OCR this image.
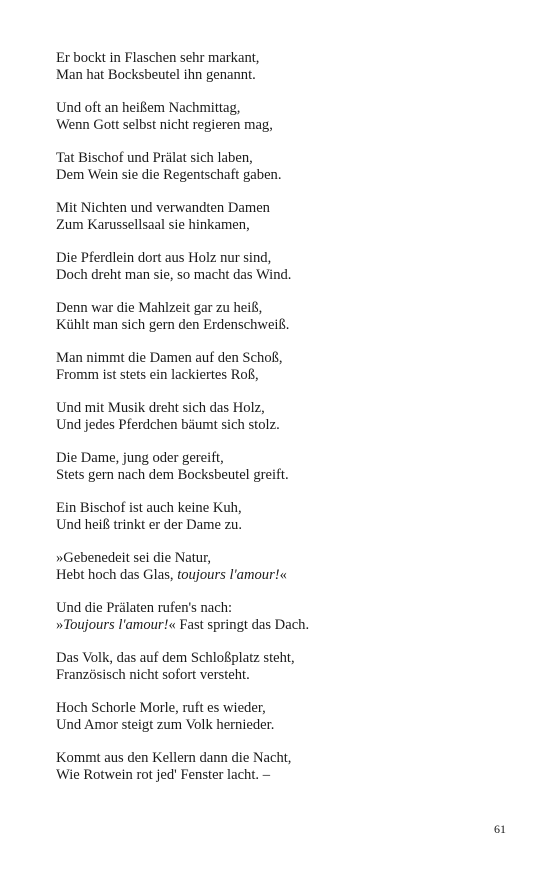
Er bockt in Flaschen sehr markant,
Man hat Bocksbeutel ihn genannt.
Und oft an heißem Nachmittag,
Wenn Gott selbst nicht regieren mag,
Tat Bischof und Prälat sich laben,
Dem Wein sie die Regentschaft gaben.
Mit Nichten und verwandten Damen
Zum Karussellsaal sie hinkamen,
Die Pferdlein dort aus Holz nur sind,
Doch dreht man sie, so macht das Wind.
Denn war die Mahlzeit gar zu heiß,
Kühlt man sich gern den Erdenschweiß.
Man nimmt die Damen auf den Schoß,
Fromm ist stets ein lackiertes Roß,
Und mit Musik dreht sich das Holz,
Und jedes Pferdchen bäumt sich stolz.
Die Dame, jung oder gereift,
Stets gern nach dem Bocksbeutel greift.
Ein Bischof ist auch keine Kuh,
Und heiß trinkt er der Dame zu.
»Gebenedeit sei die Natur,
Hebt hoch das Glas, toujours l'amour!«
Und die Prälaten rufen's nach:
»Toujours l'amour!« Fast springt das Dach.
Das Volk, das auf dem Schloßplatz steht,
Französisch nicht sofort versteht.
Hoch Schorle Morle, ruft es wieder,
Und Amor steigt zum Volk hernieder.
Kommt aus den Kellern dann die Nacht,
Wie Rotwein rot jed' Fenster lacht. –
61
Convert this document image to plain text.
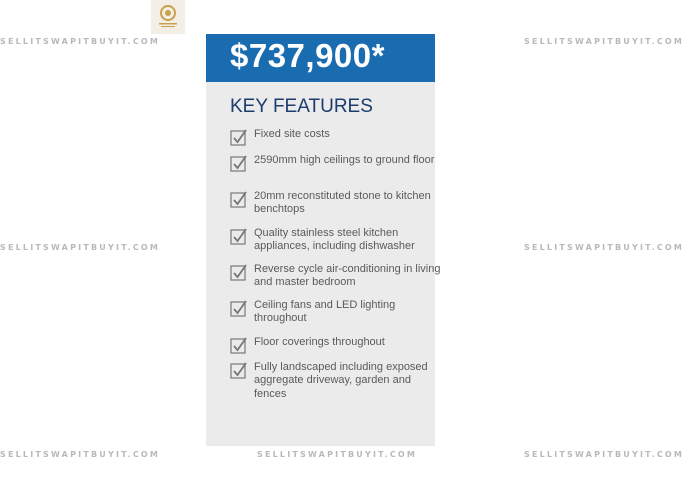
SELLITSWAPITBUYIT.COM	SELLITSWAPITBUYIT.COM
SELLITSWAPITBUYIT.COM	SELLITSWAPITBUYIT.COM
SELLITSWAPITBUYIT.COM	SELLITSWAPITBUYIT.COM	SELLITSWAPITBUYIT.COM
$737,900*
KEY FEATURES
Fixed site costs
2590mm high ceilings to ground floor
20mm reconstituted stone to kitchen benchtops
Quality stainless steel kitchen appliances, including dishwasher
Reverse cycle air-conditioning in living and master bedroom
Ceiling fans and LED lighting throughout
Floor coverings throughout
Fully landscaped including exposed aggregate driveway, garden and fences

****************

EXERCISE OBJECTIVE
With the pictures left out, please output each line from the one containing "Convert this document image to plain text." through the end of the entries, exactly as it is.

EXERCISE SOLUTION
Convert this document image to plain text.
SELLITSWAPITBUYIT.COM	SELLITSWAPITBUYIT.COM
SELLITSWAPITBUYIT.COM	SELLITSWAPITBUYIT.COM
SELLITSWAPITBUYIT.COM	SELLITSWAPITBUYIT.COM	SELLITSWAPITBUYIT.COM
$737,900*
KEY FEATURES
Fixed site costs
2590mm high ceilings to ground floor
20mm reconstituted stone to kitchen benchtops
Quality stainless steel kitchen appliances, including dishwasher
Reverse cycle air-conditioning in living and master bedroom
Ceiling fans and LED lighting throughout
Floor coverings throughout
Fully landscaped including exposed aggregate driveway, garden and fences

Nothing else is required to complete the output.